-- start Material to process --
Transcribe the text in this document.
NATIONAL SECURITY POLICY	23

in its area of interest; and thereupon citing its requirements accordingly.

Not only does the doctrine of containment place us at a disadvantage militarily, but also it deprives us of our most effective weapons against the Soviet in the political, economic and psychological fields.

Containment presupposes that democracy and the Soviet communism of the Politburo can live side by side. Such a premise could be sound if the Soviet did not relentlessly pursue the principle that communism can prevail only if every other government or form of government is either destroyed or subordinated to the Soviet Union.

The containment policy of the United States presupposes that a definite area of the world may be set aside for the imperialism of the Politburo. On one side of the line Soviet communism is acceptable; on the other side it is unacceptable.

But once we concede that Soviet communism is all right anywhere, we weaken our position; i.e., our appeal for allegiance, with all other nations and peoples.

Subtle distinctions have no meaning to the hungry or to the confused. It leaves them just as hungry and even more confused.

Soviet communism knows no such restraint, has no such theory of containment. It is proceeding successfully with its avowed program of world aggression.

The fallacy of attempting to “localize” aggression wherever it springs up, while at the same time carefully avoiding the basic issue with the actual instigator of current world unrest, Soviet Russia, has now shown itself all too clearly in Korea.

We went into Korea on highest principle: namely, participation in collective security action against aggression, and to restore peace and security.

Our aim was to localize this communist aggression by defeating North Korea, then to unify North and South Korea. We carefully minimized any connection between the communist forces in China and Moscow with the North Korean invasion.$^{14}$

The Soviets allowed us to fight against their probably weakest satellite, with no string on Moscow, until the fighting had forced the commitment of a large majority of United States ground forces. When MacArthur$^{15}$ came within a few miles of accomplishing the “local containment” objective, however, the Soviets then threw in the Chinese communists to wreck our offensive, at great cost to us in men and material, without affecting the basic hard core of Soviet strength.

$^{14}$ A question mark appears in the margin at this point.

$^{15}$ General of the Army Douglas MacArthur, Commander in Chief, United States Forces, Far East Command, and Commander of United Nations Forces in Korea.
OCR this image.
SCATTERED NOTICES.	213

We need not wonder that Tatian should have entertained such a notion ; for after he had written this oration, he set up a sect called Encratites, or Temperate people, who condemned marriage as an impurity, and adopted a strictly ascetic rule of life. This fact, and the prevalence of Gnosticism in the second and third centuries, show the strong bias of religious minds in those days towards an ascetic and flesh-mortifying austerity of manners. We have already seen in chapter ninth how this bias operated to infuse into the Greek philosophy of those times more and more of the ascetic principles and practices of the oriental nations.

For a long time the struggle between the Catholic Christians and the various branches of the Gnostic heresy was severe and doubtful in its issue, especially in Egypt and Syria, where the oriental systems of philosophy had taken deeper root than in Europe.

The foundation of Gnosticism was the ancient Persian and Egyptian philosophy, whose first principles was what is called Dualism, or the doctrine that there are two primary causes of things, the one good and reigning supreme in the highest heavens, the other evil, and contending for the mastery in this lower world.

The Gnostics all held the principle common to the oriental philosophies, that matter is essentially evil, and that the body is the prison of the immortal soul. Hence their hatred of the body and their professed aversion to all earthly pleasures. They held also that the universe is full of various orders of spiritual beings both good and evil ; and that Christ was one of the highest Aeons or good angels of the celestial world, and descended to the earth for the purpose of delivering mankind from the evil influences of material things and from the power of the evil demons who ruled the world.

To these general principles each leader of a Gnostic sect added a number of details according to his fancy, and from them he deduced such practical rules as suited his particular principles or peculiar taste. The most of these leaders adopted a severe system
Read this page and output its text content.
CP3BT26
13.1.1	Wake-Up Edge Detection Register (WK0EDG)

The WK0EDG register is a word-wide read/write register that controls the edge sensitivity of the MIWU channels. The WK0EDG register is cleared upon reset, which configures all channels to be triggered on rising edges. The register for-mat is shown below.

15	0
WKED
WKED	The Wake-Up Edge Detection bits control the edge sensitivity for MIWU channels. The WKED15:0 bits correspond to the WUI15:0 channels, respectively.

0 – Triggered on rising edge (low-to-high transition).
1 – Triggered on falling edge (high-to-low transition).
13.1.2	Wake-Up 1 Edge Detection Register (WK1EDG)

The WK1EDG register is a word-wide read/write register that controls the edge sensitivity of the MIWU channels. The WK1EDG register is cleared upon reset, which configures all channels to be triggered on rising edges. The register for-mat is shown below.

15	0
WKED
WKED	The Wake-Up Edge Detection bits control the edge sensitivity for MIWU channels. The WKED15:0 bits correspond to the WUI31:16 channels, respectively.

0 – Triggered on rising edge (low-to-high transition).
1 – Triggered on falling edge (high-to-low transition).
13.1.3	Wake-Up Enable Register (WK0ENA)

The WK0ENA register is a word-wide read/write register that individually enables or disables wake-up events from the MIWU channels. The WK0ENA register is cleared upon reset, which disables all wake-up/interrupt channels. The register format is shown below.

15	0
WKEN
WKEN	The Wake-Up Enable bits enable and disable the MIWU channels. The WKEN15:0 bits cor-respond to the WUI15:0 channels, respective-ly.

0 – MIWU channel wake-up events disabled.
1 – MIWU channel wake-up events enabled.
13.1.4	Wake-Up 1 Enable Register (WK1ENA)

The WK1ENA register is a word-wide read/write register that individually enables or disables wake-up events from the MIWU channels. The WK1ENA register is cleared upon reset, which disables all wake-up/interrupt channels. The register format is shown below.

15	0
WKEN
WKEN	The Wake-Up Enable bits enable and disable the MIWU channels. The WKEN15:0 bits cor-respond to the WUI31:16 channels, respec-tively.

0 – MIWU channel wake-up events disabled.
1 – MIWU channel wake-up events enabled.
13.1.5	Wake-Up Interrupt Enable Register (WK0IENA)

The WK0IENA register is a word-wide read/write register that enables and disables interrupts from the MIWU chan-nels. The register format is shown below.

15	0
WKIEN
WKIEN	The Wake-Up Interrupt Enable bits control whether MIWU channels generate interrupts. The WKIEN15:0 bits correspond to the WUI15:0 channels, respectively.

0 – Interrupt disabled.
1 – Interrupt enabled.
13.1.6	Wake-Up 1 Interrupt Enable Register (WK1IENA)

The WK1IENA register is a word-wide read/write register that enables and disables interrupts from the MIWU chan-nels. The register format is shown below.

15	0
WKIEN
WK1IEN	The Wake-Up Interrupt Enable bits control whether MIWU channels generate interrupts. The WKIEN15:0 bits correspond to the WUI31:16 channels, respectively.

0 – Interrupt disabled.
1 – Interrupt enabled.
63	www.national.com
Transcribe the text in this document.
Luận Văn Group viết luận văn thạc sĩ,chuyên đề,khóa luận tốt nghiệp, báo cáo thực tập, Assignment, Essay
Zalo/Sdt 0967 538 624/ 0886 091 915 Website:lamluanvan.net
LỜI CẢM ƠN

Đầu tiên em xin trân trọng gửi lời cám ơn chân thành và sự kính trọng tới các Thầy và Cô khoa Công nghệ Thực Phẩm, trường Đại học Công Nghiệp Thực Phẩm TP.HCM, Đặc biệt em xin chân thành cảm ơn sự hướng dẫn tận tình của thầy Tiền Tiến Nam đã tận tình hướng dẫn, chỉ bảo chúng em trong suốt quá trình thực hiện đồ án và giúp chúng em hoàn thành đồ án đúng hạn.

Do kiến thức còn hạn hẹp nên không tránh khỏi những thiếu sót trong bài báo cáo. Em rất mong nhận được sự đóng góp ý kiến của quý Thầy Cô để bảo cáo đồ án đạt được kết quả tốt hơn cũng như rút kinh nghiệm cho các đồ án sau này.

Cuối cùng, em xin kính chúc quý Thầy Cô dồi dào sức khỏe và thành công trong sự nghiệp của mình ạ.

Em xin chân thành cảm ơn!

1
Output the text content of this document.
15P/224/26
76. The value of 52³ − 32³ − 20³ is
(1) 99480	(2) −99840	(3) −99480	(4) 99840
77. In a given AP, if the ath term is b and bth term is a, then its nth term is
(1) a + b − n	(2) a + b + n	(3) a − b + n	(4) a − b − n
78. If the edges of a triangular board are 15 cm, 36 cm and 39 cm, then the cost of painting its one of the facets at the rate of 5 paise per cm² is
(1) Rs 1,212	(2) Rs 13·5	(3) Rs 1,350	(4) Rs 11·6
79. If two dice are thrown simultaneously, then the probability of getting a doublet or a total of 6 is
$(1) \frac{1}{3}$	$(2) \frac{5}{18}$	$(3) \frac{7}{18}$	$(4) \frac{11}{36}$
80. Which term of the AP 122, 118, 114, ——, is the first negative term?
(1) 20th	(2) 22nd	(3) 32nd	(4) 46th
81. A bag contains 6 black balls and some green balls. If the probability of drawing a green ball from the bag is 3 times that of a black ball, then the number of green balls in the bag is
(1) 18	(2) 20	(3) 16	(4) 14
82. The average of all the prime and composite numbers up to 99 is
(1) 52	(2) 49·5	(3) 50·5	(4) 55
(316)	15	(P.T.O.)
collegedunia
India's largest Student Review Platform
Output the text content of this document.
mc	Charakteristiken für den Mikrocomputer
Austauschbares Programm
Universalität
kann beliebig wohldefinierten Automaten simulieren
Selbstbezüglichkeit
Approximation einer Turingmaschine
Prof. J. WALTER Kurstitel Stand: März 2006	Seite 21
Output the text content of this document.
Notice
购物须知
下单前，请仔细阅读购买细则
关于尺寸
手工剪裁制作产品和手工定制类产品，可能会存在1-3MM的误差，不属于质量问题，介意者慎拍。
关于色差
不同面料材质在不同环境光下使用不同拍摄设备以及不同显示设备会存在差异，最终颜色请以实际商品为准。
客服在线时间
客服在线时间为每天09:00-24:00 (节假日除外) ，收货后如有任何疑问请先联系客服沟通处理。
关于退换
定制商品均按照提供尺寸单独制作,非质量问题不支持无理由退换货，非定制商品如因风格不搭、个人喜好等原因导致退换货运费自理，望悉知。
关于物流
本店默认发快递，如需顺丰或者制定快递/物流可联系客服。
-- end Material to process --
- _Stated goal_: Return each line of the listing that holds the string "whether".

- _Response to the task_:
WKIEN	The Wake-Up Interrupt Enable bits control whether MIWU channels generate interrupts. The WKIEN15:0 bits correspond to the WUI15:0 channels, respectively.
WK1IEN	The Wake-Up Interrupt Enable bits control whether MIWU channels generate interrupts. The WKIEN15:0 bits correspond to the WUI31:16 channels, respectively.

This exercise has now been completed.